→ WORK TO DO
Count lines, not occurrences: give the number of lines holding the word "term", and nothing besides.

Dataset records:
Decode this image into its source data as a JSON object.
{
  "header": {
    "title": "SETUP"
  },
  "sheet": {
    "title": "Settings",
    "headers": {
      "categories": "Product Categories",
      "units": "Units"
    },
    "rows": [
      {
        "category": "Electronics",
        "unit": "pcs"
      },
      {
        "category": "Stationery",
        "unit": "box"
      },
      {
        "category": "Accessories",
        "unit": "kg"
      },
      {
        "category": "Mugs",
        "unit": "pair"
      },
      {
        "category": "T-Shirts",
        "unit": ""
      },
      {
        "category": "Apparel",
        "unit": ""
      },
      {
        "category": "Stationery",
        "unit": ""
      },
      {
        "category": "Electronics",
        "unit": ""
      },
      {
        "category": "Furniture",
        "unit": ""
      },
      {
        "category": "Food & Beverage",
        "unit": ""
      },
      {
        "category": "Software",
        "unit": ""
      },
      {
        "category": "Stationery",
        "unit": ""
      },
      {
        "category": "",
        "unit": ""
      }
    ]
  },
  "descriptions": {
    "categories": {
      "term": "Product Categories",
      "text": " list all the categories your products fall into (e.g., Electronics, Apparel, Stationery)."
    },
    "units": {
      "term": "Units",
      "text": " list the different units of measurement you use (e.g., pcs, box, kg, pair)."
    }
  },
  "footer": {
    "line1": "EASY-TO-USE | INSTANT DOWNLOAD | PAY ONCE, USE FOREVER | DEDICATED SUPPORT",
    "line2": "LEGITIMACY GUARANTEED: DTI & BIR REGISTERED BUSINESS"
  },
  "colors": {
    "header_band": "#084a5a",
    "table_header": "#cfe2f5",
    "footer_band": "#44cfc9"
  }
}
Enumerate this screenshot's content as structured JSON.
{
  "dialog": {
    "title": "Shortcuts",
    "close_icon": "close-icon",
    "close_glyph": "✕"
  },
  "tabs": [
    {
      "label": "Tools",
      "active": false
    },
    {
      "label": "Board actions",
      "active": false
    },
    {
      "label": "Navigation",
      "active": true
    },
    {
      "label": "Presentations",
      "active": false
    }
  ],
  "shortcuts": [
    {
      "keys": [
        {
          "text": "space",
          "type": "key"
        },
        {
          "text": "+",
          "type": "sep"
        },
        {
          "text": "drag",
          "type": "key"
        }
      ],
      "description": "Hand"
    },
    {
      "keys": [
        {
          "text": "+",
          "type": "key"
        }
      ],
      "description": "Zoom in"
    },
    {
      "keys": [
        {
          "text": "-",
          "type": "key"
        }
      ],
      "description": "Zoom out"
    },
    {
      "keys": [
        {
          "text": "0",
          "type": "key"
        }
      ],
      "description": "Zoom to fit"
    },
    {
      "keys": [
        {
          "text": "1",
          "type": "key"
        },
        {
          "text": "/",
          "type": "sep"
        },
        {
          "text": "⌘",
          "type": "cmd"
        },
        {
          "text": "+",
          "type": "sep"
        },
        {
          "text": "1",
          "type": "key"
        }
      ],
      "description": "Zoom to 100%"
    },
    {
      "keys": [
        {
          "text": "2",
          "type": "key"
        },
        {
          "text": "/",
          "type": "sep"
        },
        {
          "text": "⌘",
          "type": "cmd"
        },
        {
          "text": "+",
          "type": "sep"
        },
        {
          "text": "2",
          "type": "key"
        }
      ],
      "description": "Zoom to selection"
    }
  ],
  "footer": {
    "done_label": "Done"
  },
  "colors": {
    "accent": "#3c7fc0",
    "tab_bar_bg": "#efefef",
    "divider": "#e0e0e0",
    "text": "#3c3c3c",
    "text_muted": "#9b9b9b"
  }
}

→ THE SOLUTION
2